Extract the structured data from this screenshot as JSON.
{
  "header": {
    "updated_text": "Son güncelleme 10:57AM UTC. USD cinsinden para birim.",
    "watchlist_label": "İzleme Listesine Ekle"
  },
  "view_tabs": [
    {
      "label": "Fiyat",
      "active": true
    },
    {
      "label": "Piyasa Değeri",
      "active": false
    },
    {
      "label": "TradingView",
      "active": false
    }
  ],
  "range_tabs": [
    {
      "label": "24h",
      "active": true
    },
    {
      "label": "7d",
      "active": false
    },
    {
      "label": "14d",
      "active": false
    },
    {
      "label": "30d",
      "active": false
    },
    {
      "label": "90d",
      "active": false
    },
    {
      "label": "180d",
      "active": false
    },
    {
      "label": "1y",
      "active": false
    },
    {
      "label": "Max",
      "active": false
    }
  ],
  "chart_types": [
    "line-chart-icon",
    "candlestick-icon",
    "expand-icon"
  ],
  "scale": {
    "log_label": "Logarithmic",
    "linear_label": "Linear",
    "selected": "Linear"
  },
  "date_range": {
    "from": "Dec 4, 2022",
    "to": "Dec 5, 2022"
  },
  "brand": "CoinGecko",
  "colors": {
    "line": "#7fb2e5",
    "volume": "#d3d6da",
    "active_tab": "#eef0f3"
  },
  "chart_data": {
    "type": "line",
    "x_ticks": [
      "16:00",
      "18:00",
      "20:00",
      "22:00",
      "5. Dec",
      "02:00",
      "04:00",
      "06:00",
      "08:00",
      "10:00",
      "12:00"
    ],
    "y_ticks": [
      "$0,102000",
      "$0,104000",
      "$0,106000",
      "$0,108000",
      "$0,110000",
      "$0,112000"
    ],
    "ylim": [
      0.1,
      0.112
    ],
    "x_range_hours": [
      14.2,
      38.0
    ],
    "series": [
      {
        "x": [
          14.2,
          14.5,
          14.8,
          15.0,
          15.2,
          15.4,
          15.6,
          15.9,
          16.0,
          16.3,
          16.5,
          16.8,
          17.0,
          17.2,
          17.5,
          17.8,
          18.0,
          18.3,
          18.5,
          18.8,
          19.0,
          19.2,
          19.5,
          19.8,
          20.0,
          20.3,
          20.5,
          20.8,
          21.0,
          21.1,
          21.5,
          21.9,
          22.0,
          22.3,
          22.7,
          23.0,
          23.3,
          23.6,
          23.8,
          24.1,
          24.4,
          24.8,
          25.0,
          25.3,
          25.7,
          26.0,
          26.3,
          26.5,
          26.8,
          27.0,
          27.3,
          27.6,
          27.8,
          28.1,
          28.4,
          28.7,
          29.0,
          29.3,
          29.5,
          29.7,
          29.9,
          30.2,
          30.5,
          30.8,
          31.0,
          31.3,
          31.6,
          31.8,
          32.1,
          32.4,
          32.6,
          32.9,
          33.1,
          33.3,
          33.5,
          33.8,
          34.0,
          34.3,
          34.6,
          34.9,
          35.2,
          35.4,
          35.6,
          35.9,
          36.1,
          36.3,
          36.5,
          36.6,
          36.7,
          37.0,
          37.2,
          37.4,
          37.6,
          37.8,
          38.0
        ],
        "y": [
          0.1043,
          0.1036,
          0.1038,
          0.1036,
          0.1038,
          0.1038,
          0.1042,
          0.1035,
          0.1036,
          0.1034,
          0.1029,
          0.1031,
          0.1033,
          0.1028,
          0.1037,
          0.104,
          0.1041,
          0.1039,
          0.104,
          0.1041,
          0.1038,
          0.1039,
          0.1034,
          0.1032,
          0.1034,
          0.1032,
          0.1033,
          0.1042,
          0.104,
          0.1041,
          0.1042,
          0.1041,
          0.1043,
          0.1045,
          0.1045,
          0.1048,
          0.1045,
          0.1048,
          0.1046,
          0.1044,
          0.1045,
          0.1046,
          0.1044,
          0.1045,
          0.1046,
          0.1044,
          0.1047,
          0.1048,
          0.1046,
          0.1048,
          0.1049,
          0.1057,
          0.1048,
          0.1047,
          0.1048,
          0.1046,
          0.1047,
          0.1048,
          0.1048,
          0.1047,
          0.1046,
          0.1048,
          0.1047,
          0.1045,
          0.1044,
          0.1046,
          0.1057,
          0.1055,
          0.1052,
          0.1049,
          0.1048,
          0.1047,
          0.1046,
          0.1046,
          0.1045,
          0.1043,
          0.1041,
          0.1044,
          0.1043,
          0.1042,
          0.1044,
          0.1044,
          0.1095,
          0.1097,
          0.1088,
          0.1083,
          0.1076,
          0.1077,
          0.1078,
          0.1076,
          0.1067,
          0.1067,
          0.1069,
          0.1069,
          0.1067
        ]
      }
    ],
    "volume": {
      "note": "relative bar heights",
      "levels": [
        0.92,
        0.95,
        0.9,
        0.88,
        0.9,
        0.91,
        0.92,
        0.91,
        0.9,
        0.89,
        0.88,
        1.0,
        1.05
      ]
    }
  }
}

### Problem requirements:
Print all of the entries exactly as they appear.

### Finished task:
Extract the structured data from this screenshot as JSON.
{
  "header": {
    "updated_text": "Son güncelleme 10:57AM UTC. USD cinsinden para birim.",
    "watchlist_label": "İzleme Listesine Ekle"
  },
  "view_tabs": [
    {
      "label": "Fiyat",
      "active": true
    },
    {
      "label": "Piyasa Değeri",
      "active": false
    },
    {
      "label": "TradingView",
      "active": false
    }
  ],
  "range_tabs": [
    {
      "label": "24h",
      "active": true
    },
    {
      "label": "7d",
      "active": false
    },
    {
      "label": "14d",
      "active": false
    },
    {
      "label": "30d",
      "active": false
    },
    {
      "label": "90d",
      "active": false
    },
    {
      "label": "180d",
      "active": false
    },
    {
      "label": "1y",
      "active": false
    },
    {
      "label": "Max",
      "active": false
    }
  ],
  "chart_types": [
    "line-chart-icon",
    "candlestick-icon",
    "expand-icon"
  ],
  "scale": {
    "log_label": "Logarithmic",
    "linear_label": "Linear",
    "selected": "Linear"
  },
  "date_range": {
    "from": "Dec 4, 2022",
    "to": "Dec 5, 2022"
  },
  "brand": "CoinGecko",
  "colors": {
    "line": "#7fb2e5",
    "volume": "#d3d6da",
    "active_tab": "#eef0f3"
  },
  "chart_data": {
    "type": "line",
    "x_ticks": [
      "16:00",
      "18:00",
      "20:00",
      "22:00",
      "5. Dec",
      "02:00",
      "04:00",
      "06:00",
      "08:00",
      "10:00",
      "12:00"
    ],
    "y_ticks": [
      "$0,102000",
      "$0,104000",
      "$0,106000",
      "$0,108000",
      "$0,110000",
      "$0,112000"
    ],
    "ylim": [
      0.1,
      0.112
    ],
    "x_range_hours": [
      14.2,
      38.0
    ],
    "series": [
      {
        "x": [
          14.2,
          14.5,
          14.8,
          15.0,
          15.2,
          15.4,
          15.6,
          15.9,
          16.0,
          16.3,
          16.5,
          16.8,
          17.0,
          17.2,
          17.5,
          17.8,
          18.0,
          18.3,
          18.5,
          18.8,
          19.0,
          19.2,
          19.5,
          19.8,
          20.0,
          20.3,
          20.5,
          20.8,
          21.0,
          21.1,
          21.5,
          21.9,
          22.0,
          22.3,
          22.7,
          23.0,
          23.3,
          23.6,
          23.8,
          24.1,
          24.4,
          24.8,
          25.0,
          25.3,
          25.7,
          26.0,
          26.3,
          26.5,
          26.8,
          27.0,
          27.3,
          27.6,
          27.8,
          28.1,
          28.4,
          28.7,
          29.0,
          29.3,
          29.5,
          29.7,
          29.9,
          30.2,
          30.5,
          30.8,
          31.0,
          31.3,
          31.6,
          31.8,
          32.1,
          32.4,
          32.6,
          32.9,
          33.1,
          33.3,
          33.5,
          33.8,
          34.0,
          34.3,
          34.6,
          34.9,
          35.2,
          35.4,
          35.6,
          35.9,
          36.1,
          36.3,
          36.5,
          36.6,
          36.7,
          37.0,
          37.2,
          37.4,
          37.6,
          37.8,
          38.0
        ],
        "y": [
          0.1043,
          0.1036,
          0.1038,
          0.1036,
          0.1038,
          0.1038,
          0.1042,
          0.1035,
          0.1036,
          0.1034,
          0.1029,
          0.1031,
          0.1033,
          0.1028,
          0.1037,
          0.104,
          0.1041,
          0.1039,
          0.104,
          0.1041,
          0.1038,
          0.1039,
          0.1034,
          0.1032,
          0.1034,
          0.1032,
          0.1033,
          0.1042,
          0.104,
          0.1041,
          0.1042,
          0.1041,
          0.1043,
          0.1045,
          0.1045,
          0.1048,
          0.1045,
          0.1048,
          0.1046,
          0.1044,
          0.1045,
          0.1046,
          0.1044,
          0.1045,
          0.1046,
          0.1044,
          0.1047,
          0.1048,
          0.1046,
          0.1048,
          0.1049,
          0.1057,
          0.1048,
          0.1047,
          0.1048,
          0.1046,
          0.1047,
          0.1048,
          0.1048,
          0.1047,
          0.1046,
          0.1048,
          0.1047,
          0.1045,
          0.1044,
          0.1046,
          0.1057,
          0.1055,
          0.1052,
          0.1049,
          0.1048,
          0.1047,
          0.1046,
          0.1046,
          0.1045,
          0.1043,
          0.1041,
          0.1044,
          0.1043,
          0.1042,
          0.1044,
          0.1044,
          0.1095,
          0.1097,
          0.1088,
          0.1083,
          0.1076,
          0.1077,
          0.1078,
          0.1076,
          0.1067,
          0.1067,
          0.1069,
          0.1069,
          0.1067
        ]
      }
    ],
    "volume": {
      "note": "relative bar heights",
      "levels": [
        0.92,
        0.95,
        0.9,
        0.88,
        0.9,
        0.91,
        0.92,
        0.91,
        0.9,
        0.89,
        0.88,
        1.0,
        1.05
      ]
    }
  }
}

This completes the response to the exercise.